● **Directions**:
a - Answer these from the article on LGBTQ geriatric psychiatry:
(i) About how many LGBTQ adults are 65 years or older, and by what year is that number expected to double?
(ii) How many LGBTQ adults took part in the Caring and Aging with Pride study?
(iii) In the 2003 New York City survey, what percentage of men who identified as heterosexual reported sex with at least one man in the past 12 months?
b - Echo the part of the article on LGBTQ geriatric psychiatry that starts at "Special Issues in" and ends at "to be themselves.".
c - Give what follows the last sentence shown of the article on LGBTQ geriatric psychiatry.

Excerpted passage START

Special Issues in LGBTQ Geriatric Psychiatry

Publication
Article
Psychiatric TimesVol 35, Issue 5
Volume 35
Issue 5

To understand the experiences and needs of the aging LGBTQ population, it is important to consider the culture, politics, and social norms that existed when these elders came of age. Clinicians can play a vital role by creating a safe and open environment that allows people to be themselves.

Resources and organizations dedicated to aging LGBTQ populations

TABLE. Resources and organizations dedicated to aging LGBTQ populations

There are roughly 1 million lesbian, gay, bisexual, transgender, and queer (LGBTQ) adults who are 65 years or older, and this number is expected to double by 2030.1 They are a vastly diverse group with unique health care needs. However, research on aging LGBTQ populations has been historically neglected. Large-scale surveys have traditionally excluded sexual orientation and gender identity. Before 2000, research was limited to a few small studies.1,2

This began to change after the Institute of Medicine recognized these critical gaps and set federal milestones to change this. Several studies emerged. One of them is Caring and Aging with Pride, a 2010 national study of 2560 LGBTQ adults aged 50 to 95.3 To address research gaps for transgender older adults, the 2015 US Transgender Survey collected data on over 27,000 transgender and gender-nonconforming individuals, more than 500 of whom are older than 65.4

Essential terminology

There are many terms that capture the diversity of the LGBTQ community. Sexual orientation is a broad term used to describe a person to whom someone is physically, emotionally, or romantically attracted. Some may identify as straight, lesbian, gay, bisexual, pansexual, queer, or a number of other sexual orientations. Clinically, it is important to not immediately assume that because one identifies as heterosexual, he or she has not had sexual contact with someone of the same sex-particularly when assessing risk of sexually transmitted infections.

A 2003 New York City survey found that 9.4% of men who identified as heterosexual reported having sexual intercourse with at least one man in the past 12 months.5 The term queer was a slur that has been recently reclaimed by many in the LGBTQ community and can describe those who don’t neatly fit into any sexual or gender categories. It is a controversial term, and it is often avoided by those for whom this still evokes negative connotations. In lieu of the LGBTQ acronym, the US federal government and the National Institutes of Health often use the term sexual and gender minority to be more inclusive.6

Gender or gender identity can be defined as one’s inner sense of being male, female, both, or neither. Sex, however, is generally based on anatomical or biological characteristics, such as genitals, chromosomes, and/or hormones. Gender expression or gender role describes one’s outward manifestation of gender identity, which includes clothing choices, mannerisms, and social interactions. One may identify as transgender if one’s gender identity doesn’t fit with the sex assigned at birth. Cisgender refers to persons whose gender identity matches their sex. Many view gender as a socially constructed binary between male and female; however, this is not the case. There are a growing number of gender-nonconforming, gender-fluid, and non-binary individuals who do not fully identify as male or female and who live outside the gender binary.7

In the clinical encounter, knowing and respecting a patient’s preferred pronouns are essential to creating a safe space. They may be masculine (he/him), feminine (she/her), or gender neutral (ze/hir/singular they). This may or may not match what is indicated in their medical record, so it is important for clinicians to politely inquire if they are unsure.

Excerpted passage END
Data to examine START

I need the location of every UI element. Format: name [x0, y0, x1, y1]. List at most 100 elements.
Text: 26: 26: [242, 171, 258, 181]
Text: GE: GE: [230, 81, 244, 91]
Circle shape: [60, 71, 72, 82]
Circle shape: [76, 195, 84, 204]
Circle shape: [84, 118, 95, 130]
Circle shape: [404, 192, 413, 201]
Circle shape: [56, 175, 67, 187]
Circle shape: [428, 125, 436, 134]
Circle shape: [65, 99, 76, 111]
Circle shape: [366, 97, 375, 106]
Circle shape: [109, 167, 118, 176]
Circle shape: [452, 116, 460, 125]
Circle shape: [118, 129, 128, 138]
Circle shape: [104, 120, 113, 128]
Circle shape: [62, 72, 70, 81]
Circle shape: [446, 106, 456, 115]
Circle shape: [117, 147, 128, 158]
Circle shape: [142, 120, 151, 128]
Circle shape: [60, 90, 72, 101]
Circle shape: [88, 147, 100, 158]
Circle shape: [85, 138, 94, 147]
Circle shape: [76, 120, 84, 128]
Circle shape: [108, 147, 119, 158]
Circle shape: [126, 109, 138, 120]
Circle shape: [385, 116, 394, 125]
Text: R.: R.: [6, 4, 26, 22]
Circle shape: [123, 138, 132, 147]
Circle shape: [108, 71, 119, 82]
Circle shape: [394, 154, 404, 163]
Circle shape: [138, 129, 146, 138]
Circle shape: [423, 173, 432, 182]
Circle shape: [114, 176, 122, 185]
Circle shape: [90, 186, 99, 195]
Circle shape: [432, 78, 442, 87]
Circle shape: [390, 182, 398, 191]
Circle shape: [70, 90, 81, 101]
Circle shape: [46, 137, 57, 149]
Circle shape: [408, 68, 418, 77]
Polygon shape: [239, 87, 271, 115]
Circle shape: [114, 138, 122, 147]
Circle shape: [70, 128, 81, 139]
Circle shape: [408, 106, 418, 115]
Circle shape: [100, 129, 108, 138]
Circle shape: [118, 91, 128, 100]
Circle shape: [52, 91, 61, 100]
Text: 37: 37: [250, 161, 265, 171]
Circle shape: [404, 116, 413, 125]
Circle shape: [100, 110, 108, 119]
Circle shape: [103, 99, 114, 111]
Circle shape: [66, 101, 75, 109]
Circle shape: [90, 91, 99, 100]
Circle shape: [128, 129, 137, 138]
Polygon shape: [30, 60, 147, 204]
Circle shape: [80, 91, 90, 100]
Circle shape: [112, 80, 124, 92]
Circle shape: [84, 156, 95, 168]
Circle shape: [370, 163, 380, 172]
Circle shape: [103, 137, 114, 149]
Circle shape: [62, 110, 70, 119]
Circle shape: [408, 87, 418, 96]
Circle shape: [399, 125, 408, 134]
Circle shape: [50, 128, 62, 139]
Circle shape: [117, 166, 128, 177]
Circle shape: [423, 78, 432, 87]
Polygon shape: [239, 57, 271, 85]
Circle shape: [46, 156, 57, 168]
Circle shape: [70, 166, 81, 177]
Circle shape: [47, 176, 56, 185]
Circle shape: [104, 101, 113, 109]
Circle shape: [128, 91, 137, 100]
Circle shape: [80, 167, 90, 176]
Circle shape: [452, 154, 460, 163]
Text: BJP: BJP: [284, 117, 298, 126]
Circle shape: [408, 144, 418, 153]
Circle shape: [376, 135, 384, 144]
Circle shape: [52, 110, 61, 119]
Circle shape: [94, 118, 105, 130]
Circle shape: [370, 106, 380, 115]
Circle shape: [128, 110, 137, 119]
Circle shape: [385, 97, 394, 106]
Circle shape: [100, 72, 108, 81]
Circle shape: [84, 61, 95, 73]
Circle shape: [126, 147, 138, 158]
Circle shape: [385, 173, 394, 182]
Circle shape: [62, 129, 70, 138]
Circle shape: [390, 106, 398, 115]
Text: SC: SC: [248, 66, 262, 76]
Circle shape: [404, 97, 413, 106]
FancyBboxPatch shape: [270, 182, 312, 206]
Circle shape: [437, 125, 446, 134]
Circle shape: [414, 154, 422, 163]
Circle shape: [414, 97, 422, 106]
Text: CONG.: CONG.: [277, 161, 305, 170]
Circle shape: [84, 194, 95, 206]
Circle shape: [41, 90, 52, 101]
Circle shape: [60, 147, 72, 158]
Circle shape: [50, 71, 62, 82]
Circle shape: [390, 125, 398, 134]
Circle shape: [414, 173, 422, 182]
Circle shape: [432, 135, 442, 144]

Data to examine END

● **Responses for each task**:
a -
(i) Roughly 1 million, expected to double by 2030.
(ii) 2560.
(iii) 9.4%.

b -
Special Issues in LGBTQ Geriatric Psychiatry

Publication
Article
Psychiatric TimesVol 35, Issue 5
Volume 35
Issue 5

To understand the experiences and needs of the aging LGBTQ population, it is important to consider the culture, politics, and social norms that existed when these elders came of age. Clinicians can play a vital role by creating a safe and open environment that allows people to be themselves.

c -
Historical context

To understand the experiences and needs of the aging LGBTQ population, it is important to consider the culture, politics, and social norms that existed when these elders came of age, because each affects identity development and self-perception. It also teaches us to note important distinctions among different cohorts within the aging LGBTQ population. For example, a significant proportion of the aging LGBTQ population-particularly those born before 1945-came of age in an environment where same-sex behavior was highly stigmatized and illegal in many places. Hiding one’s sexual orientation was essential for survival. This started to change with the Civil Rights Movement and sexual revolution of the 1960s. The Stonewall Inn riots of 1969 led to the growth and expansion of the Gay Liberation Movement in the early 1970s.

In 1973, the American Psychiatric Association removed homosexuality from DSM. Prior to this, it was considered a sociopathic personality disorder that warranted the need for numerous conversion therapies to “cure” individuals with same-sex attractions and/or behaviors. The historic stigmatization of same-sex attraction as a mental illness has led to a lasting distrust and fear of psychiatrists and other health care providers.

In the 1970s, more LGBTQ people came out and became more visible and vocal. Burgeoning gay and lesbian communities grew in major urban hubs. However, in the early 1980s, the rapid spread of HIV and AIDS led to millions of deaths-devastating many communities. Inaction and indifference by government agencies, such as the National Institutes of Health and the FDA, led to the formation of several activist organizations, such as ACT UP, to counter this. It also fueled the assumption that the medical establishment is not to be trusted.

The transgender and gender-nonconforming community has also experienced a long history of stigma, prejudice, and fear. After homosexuality was removed from the DSM, there was a continued pathologization of transgender identities by maintaining the diagnosis of gender identity disorder, which was changed to gender dysphoria in DSM 5.7 Although the existence of a diagnosis is controversial, many argue that it is necessary to compel insurance companies to cover hormone therapy, gender-affirming surgeries, and other treatments. Moreover, there is ongoing conflict between trans patients and clinicians regarding the clinicians’ role as gatekeepers who have traditionally restricted access to medical and surgical interventions. This role can make establishing a therapeutic relationship with trans patients more challenging.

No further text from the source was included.